--- begin ---

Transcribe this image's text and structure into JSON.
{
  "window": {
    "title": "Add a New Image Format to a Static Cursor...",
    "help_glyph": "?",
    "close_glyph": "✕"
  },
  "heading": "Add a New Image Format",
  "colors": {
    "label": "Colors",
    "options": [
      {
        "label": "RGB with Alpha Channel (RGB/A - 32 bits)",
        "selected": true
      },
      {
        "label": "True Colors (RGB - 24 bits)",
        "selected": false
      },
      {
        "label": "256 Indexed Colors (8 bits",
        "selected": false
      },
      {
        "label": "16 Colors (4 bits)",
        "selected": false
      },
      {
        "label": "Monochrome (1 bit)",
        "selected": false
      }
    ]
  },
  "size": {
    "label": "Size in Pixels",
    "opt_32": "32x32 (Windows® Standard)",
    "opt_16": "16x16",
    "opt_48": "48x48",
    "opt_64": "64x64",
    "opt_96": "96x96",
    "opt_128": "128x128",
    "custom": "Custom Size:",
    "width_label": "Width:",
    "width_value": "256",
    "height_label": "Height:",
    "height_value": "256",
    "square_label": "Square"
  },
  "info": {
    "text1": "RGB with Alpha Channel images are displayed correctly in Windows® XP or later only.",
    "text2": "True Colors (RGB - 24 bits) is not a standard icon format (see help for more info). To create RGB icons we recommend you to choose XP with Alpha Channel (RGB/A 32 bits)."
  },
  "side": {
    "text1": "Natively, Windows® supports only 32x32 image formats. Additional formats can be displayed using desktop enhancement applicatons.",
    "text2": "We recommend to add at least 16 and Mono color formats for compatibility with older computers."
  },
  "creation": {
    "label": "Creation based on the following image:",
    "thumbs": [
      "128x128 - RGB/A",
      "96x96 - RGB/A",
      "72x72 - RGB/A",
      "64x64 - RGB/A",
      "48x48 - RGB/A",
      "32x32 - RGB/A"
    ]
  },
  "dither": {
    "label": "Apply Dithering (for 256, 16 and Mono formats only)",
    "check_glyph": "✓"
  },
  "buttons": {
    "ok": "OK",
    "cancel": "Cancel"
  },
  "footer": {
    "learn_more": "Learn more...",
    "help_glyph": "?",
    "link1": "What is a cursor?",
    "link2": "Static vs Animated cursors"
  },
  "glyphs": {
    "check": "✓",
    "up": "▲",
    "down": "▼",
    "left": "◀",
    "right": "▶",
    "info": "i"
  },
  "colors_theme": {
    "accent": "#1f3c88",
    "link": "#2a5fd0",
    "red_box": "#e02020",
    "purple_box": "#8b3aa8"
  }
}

--- end ---

Required work -
Copy whichever lines in the listing above contain the word "Windows".

Final answer -
    "opt_32": "32x32 (Windows® Standard)",
    "text1": "RGB with Alpha Channel images are displayed correctly in Windows® XP or later only.",
    "text1": "Natively, Windows® supports only 32x32 image formats. Additional formats can be displayed using desktop enhancement applicatons.",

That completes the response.